*What you have to do*: Write out the material again word for word, dropping any images it holds.

[Data tied to figure images]

·····

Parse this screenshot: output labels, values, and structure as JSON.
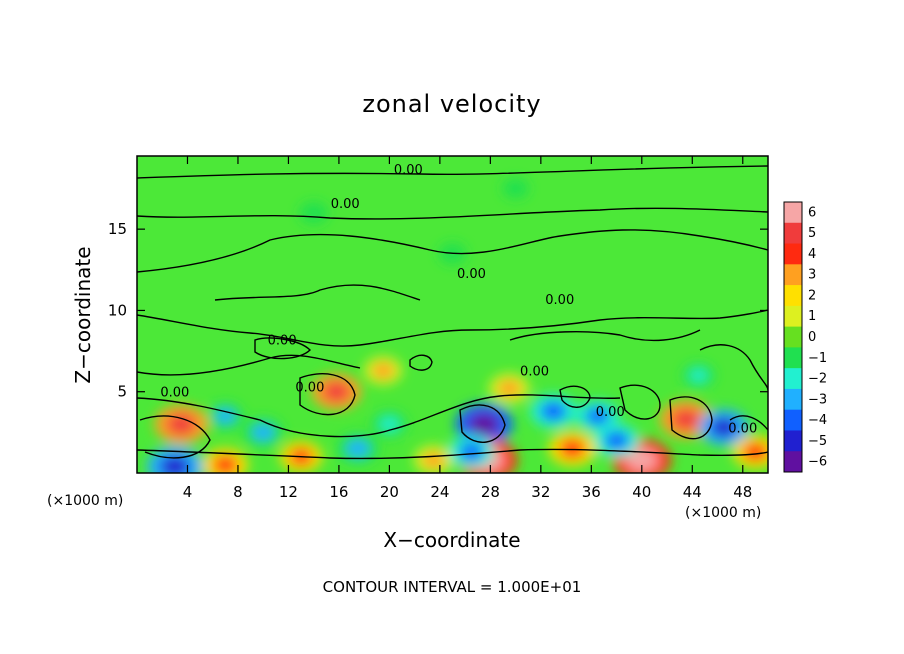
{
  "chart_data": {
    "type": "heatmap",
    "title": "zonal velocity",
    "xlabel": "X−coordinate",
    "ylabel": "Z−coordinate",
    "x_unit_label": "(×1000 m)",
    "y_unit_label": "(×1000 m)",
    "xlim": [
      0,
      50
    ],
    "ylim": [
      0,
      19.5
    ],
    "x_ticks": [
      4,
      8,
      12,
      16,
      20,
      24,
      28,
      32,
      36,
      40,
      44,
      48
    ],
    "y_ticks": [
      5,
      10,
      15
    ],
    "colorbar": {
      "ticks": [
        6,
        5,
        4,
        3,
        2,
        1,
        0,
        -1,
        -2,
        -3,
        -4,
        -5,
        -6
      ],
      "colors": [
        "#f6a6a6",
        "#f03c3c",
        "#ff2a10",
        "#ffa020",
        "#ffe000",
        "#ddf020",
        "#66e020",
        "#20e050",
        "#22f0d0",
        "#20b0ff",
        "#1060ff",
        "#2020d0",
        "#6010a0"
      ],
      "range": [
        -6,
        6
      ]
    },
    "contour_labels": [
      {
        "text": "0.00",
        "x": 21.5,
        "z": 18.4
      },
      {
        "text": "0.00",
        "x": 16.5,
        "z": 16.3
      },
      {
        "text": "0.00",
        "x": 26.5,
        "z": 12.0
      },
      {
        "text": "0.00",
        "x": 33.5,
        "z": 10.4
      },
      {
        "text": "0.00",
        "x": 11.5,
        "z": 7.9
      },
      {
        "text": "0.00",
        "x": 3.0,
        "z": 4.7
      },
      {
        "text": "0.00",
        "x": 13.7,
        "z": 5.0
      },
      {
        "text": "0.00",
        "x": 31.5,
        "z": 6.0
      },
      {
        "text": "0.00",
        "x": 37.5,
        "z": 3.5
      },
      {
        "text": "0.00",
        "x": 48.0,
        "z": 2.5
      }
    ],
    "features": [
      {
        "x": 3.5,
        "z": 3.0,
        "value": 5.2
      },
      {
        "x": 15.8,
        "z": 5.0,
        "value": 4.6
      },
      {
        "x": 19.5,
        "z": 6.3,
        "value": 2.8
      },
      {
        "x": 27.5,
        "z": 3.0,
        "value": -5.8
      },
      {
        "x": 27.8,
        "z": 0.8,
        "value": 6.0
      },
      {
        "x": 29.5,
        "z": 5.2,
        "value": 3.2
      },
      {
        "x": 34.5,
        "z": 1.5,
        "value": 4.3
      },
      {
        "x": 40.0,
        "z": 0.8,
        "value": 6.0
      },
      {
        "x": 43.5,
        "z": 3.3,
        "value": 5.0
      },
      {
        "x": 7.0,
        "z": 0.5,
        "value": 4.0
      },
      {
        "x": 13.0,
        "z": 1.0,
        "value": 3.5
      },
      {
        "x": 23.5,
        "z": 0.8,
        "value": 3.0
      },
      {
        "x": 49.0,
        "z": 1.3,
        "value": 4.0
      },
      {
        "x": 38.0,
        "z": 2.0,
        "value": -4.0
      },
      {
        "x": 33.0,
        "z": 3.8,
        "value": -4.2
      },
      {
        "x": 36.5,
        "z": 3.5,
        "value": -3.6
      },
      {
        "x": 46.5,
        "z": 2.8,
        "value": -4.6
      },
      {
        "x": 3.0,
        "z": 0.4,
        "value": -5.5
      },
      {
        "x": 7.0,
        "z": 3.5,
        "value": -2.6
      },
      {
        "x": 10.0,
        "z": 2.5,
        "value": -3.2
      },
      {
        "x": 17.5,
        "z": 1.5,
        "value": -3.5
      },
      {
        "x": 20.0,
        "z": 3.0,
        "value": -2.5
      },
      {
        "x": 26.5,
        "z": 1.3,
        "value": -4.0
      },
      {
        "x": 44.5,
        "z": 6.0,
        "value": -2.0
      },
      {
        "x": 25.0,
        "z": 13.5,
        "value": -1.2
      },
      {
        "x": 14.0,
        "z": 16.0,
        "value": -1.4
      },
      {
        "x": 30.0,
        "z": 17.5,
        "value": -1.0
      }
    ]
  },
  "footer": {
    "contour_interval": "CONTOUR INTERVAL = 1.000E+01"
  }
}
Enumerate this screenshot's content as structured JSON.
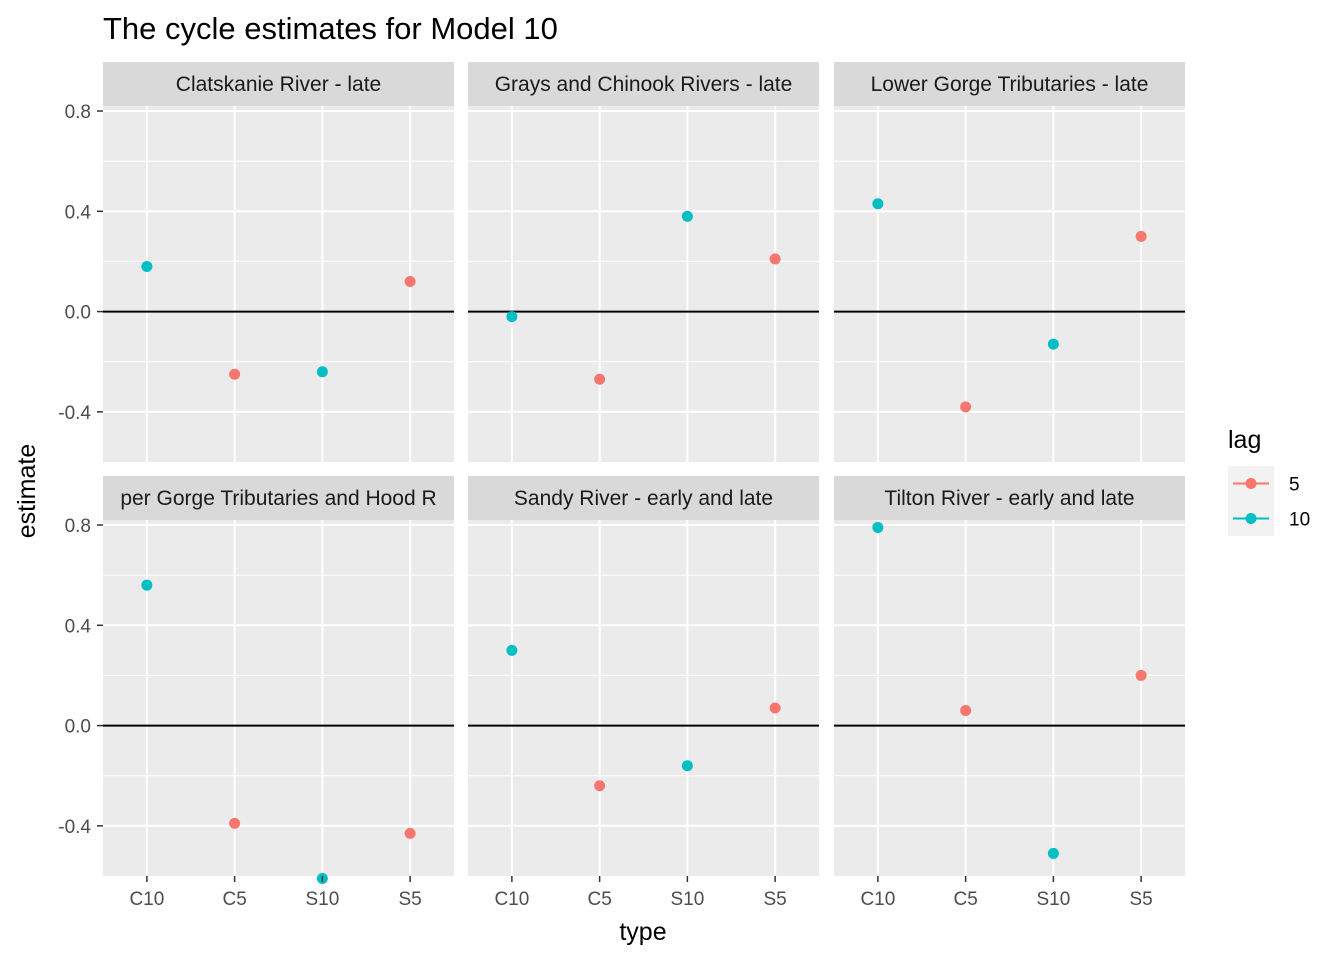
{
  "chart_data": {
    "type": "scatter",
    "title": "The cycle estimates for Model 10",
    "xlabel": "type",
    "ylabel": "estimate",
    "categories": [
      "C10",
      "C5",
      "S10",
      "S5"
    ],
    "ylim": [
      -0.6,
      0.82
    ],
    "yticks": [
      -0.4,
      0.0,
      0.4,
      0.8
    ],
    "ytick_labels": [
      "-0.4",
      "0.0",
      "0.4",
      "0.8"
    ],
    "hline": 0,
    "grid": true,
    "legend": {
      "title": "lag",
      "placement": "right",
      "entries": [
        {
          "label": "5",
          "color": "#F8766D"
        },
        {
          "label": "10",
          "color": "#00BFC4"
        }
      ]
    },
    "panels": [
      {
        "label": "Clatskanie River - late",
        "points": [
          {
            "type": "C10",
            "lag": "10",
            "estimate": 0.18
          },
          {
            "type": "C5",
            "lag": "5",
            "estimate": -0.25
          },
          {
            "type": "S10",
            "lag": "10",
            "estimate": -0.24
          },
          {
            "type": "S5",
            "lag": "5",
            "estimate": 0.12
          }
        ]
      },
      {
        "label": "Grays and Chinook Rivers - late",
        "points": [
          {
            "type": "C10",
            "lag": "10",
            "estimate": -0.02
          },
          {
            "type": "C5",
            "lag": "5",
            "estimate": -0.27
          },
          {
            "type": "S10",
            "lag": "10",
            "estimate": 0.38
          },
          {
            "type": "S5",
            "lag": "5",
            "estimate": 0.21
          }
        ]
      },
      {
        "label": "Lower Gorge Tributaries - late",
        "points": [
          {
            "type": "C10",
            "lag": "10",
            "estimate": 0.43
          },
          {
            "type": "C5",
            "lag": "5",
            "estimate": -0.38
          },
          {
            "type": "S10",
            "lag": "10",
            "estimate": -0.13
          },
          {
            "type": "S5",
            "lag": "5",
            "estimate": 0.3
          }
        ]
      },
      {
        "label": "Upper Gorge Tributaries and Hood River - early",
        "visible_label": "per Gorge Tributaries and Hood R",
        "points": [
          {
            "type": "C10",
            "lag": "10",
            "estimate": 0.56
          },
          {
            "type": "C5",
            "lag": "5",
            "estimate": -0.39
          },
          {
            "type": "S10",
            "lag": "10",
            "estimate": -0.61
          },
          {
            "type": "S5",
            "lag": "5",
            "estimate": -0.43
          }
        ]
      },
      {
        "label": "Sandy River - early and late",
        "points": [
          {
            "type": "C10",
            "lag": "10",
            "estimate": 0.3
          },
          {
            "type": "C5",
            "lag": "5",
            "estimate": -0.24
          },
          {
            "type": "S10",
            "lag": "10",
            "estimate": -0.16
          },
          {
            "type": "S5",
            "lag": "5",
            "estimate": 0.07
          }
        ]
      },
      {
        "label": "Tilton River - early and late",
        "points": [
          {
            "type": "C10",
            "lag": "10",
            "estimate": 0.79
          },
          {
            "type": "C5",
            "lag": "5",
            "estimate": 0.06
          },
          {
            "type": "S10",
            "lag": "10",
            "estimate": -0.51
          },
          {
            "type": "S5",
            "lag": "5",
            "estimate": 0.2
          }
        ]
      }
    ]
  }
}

·····

*Final answer*:
Parse this screenshot: output labels, values, and structure as JSON.
{
  "chart_data": {
    "type": "heatmap",
    "title": "zonal velocity",
    "xlabel": "X−coordinate",
    "ylabel": "Z−coordinate",
    "x_unit_label": "(×1000 m)",
    "y_unit_label": "(×1000 m)",
    "xlim": [
      0,
      50
    ],
    "ylim": [
      0,
      19.5
    ],
    "x_ticks": [
      4,
      8,
      12,
      16,
      20,
      24,
      28,
      32,
      36,
      40,
      44,
      48
    ],
    "y_ticks": [
      5,
      10,
      15
    ],
    "colorbar": {
      "ticks": [
        6,
        5,
        4,
        3,
        2,
        1,
        0,
        -1,
        -2,
        -3,
        -4,
        -5,
        -6
      ],
      "colors": [
        "#f6a6a6",
        "#f03c3c",
        "#ff2a10",
        "#ffa020",
        "#ffe000",
        "#ddf020",
        "#66e020",
        "#20e050",
        "#22f0d0",
        "#20b0ff",
        "#1060ff",
        "#2020d0",
        "#6010a0"
      ],
      "range": [
        -6,
        6
      ]
    },
    "contour_labels": [
      {
        "text": "0.00",
        "x": 21.5,
        "z": 18.4
      },
      {
        "text": "0.00",
        "x": 16.5,
        "z": 16.3
      },
      {
        "text": "0.00",
        "x": 26.5,
        "z": 12.0
      },
      {
        "text": "0.00",
        "x": 33.5,
        "z": 10.4
      },
      {
        "text": "0.00",
        "x": 11.5,
        "z": 7.9
      },
      {
        "text": "0.00",
        "x": 3.0,
        "z": 4.7
      },
      {
        "text": "0.00",
        "x": 13.7,
        "z": 5.0
      },
      {
        "text": "0.00",
        "x": 31.5,
        "z": 6.0
      },
      {
        "text": "0.00",
        "x": 37.5,
        "z": 3.5
      },
      {
        "text": "0.00",
        "x": 48.0,
        "z": 2.5
      }
    ],
    "features": [
      {
        "x": 3.5,
        "z": 3.0,
        "value": 5.2
      },
      {
        "x": 15.8,
        "z": 5.0,
        "value": 4.6
      },
      {
        "x": 19.5,
        "z": 6.3,
        "value": 2.8
      },
      {
        "x": 27.5,
        "z": 3.0,
        "value": -5.8
      },
      {
        "x": 27.8,
        "z": 0.8,
        "value": 6.0
      },
      {
        "x": 29.5,
        "z": 5.2,
        "value": 3.2
      },
      {
        "x": 34.5,
        "z": 1.5,
        "value": 4.3
      },
      {
        "x": 40.0,
        "z": 0.8,
        "value": 6.0
      },
      {
        "x": 43.5,
        "z": 3.3,
        "value": 5.0
      },
      {
        "x": 7.0,
        "z": 0.5,
        "value": 4.0
      },
      {
        "x": 13.0,
        "z": 1.0,
        "value": 3.5
      },
      {
        "x": 23.5,
        "z": 0.8,
        "value": 3.0
      },
      {
        "x": 49.0,
        "z": 1.3,
        "value": 4.0
      },
      {
        "x": 38.0,
        "z": 2.0,
        "value": -4.0
      },
      {
        "x": 33.0,
        "z": 3.8,
        "value": -4.2
      },
      {
        "x": 36.5,
        "z": 3.5,
        "value": -3.6
      },
      {
        "x": 46.5,
        "z": 2.8,
        "value": -4.6
      },
      {
        "x": 3.0,
        "z": 0.4,
        "value": -5.5
      },
      {
        "x": 7.0,
        "z": 3.5,
        "value": -2.6
      },
      {
        "x": 10.0,
        "z": 2.5,
        "value": -3.2
      },
      {
        "x": 17.5,
        "z": 1.5,
        "value": -3.5
      },
      {
        "x": 20.0,
        "z": 3.0,
        "value": -2.5
      },
      {
        "x": 26.5,
        "z": 1.3,
        "value": -4.0
      },
      {
        "x": 44.5,
        "z": 6.0,
        "value": -2.0
      },
      {
        "x": 25.0,
        "z": 13.5,
        "value": -1.2
      },
      {
        "x": 14.0,
        "z": 16.0,
        "value": -1.4
      },
      {
        "x": 30.0,
        "z": 17.5,
        "value": -1.0
      }
    ]
  },
  "footer": {
    "contour_interval": "CONTOUR INTERVAL = 1.000E+01"
  }
}
Enumerate this screenshot's content as structured JSON.
{
  "chart_data": {
    "type": "scatter",
    "title": "The cycle estimates for Model 10",
    "xlabel": "type",
    "ylabel": "estimate",
    "categories": [
      "C10",
      "C5",
      "S10",
      "S5"
    ],
    "ylim": [
      -0.6,
      0.82
    ],
    "yticks": [
      -0.4,
      0.0,
      0.4,
      0.8
    ],
    "ytick_labels": [
      "-0.4",
      "0.0",
      "0.4",
      "0.8"
    ],
    "hline": 0,
    "grid": true,
    "legend": {
      "title": "lag",
      "placement": "right",
      "entries": [
        {
          "label": "5",
          "color": "#F8766D"
        },
        {
          "label": "10",
          "color": "#00BFC4"
        }
      ]
    },
    "panels": [
      {
        "label": "Clatskanie River - late",
        "points": [
          {
            "type": "C10",
            "lag": "10",
            "estimate": 0.18
          },
          {
            "type": "C5",
            "lag": "5",
            "estimate": -0.25
          },
          {
            "type": "S10",
            "lag": "10",
            "estimate": -0.24
          },
          {
            "type": "S5",
            "lag": "5",
            "estimate": 0.12
          }
        ]
      },
      {
        "label": "Grays and Chinook Rivers - late",
        "points": [
          {
            "type": "C10",
            "lag": "10",
            "estimate": -0.02
          },
          {
            "type": "C5",
            "lag": "5",
            "estimate": -0.27
          },
          {
            "type": "S10",
            "lag": "10",
            "estimate": 0.38
          },
          {
            "type": "S5",
            "lag": "5",
            "estimate": 0.21
          }
        ]
      },
      {
        "label": "Lower Gorge Tributaries - late",
        "points": [
          {
            "type": "C10",
            "lag": "10",
            "estimate": 0.43
          },
          {
            "type": "C5",
            "lag": "5",
            "estimate": -0.38
          },
          {
            "type": "S10",
            "lag": "10",
            "estimate": -0.13
          },
          {
            "type": "S5",
            "lag": "5",
            "estimate": 0.3
          }
        ]
      },
      {
        "label": "Upper Gorge Tributaries and Hood River - early",
        "visible_label": "per Gorge Tributaries and Hood R",
        "points": [
          {
            "type": "C10",
            "lag": "10",
            "estimate": 0.56
          },
          {
            "type": "C5",
            "lag": "5",
            "estimate": -0.39
          },
          {
            "type": "S10",
            "lag": "10",
            "estimate": -0.61
          },
          {
            "type": "S5",
            "lag": "5",
            "estimate": -0.43
          }
        ]
      },
      {
        "label": "Sandy River - early and late",
        "points": [
          {
            "type": "C10",
            "lag": "10",
            "estimate": 0.3
          },
          {
            "type": "C5",
            "lag": "5",
            "estimate": -0.24
          },
          {
            "type": "S10",
            "lag": "10",
            "estimate": -0.16
          },
          {
            "type": "S5",
            "lag": "5",
            "estimate": 0.07
          }
        ]
      },
      {
        "label": "Tilton River - early and late",
        "points": [
          {
            "type": "C10",
            "lag": "10",
            "estimate": 0.79
          },
          {
            "type": "C5",
            "lag": "5",
            "estimate": 0.06
          },
          {
            "type": "S10",
            "lag": "10",
            "estimate": -0.51
          },
          {
            "type": "S5",
            "lag": "5",
            "estimate": 0.2
          }
        ]
      }
    ]
  }
}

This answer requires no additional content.